Task brief:
Please transcribe the data below exactly. Leave the pictures out.

Task data:
══════
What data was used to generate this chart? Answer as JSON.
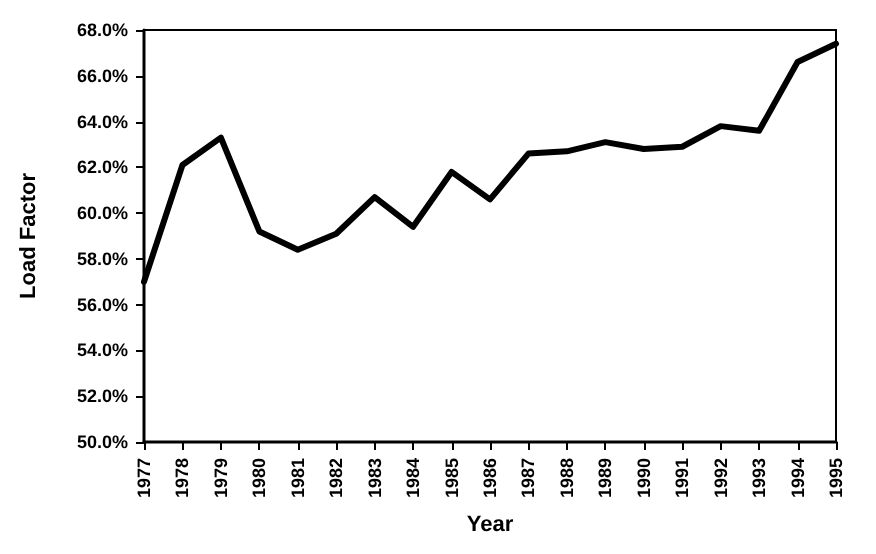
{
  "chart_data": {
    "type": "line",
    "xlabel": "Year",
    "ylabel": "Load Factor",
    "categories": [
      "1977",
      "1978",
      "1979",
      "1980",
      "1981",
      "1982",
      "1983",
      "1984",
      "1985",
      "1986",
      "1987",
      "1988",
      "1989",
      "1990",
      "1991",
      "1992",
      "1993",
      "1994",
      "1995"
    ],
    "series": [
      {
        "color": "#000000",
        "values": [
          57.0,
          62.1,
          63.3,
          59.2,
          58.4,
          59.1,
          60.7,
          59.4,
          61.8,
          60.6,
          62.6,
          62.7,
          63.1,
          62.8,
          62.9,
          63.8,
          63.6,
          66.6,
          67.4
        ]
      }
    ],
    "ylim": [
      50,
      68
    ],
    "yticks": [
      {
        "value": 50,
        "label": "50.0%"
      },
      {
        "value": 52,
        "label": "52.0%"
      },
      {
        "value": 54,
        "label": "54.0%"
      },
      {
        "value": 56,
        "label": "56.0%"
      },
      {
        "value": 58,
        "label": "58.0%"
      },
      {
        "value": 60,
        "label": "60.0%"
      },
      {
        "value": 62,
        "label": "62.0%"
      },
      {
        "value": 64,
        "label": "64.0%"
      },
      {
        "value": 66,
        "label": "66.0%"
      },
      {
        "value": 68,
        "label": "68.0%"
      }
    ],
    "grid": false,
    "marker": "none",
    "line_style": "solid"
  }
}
══════
Written answer:
What data was used to generate this chart? Answer as JSON.
{
  "chart_data": {
    "type": "line",
    "xlabel": "Year",
    "ylabel": "Load Factor",
    "categories": [
      "1977",
      "1978",
      "1979",
      "1980",
      "1981",
      "1982",
      "1983",
      "1984",
      "1985",
      "1986",
      "1987",
      "1988",
      "1989",
      "1990",
      "1991",
      "1992",
      "1993",
      "1994",
      "1995"
    ],
    "series": [
      {
        "color": "#000000",
        "values": [
          57.0,
          62.1,
          63.3,
          59.2,
          58.4,
          59.1,
          60.7,
          59.4,
          61.8,
          60.6,
          62.6,
          62.7,
          63.1,
          62.8,
          62.9,
          63.8,
          63.6,
          66.6,
          67.4
        ]
      }
    ],
    "ylim": [
      50,
      68
    ],
    "yticks": [
      {
        "value": 50,
        "label": "50.0%"
      },
      {
        "value": 52,
        "label": "52.0%"
      },
      {
        "value": 54,
        "label": "54.0%"
      },
      {
        "value": 56,
        "label": "56.0%"
      },
      {
        "value": 58,
        "label": "58.0%"
      },
      {
        "value": 60,
        "label": "60.0%"
      },
      {
        "value": 62,
        "label": "62.0%"
      },
      {
        "value": 64,
        "label": "64.0%"
      },
      {
        "value": 66,
        "label": "66.0%"
      },
      {
        "value": 68,
        "label": "68.0%"
      }
    ],
    "grid": false,
    "marker": "none",
    "line_style": "solid"
  }
}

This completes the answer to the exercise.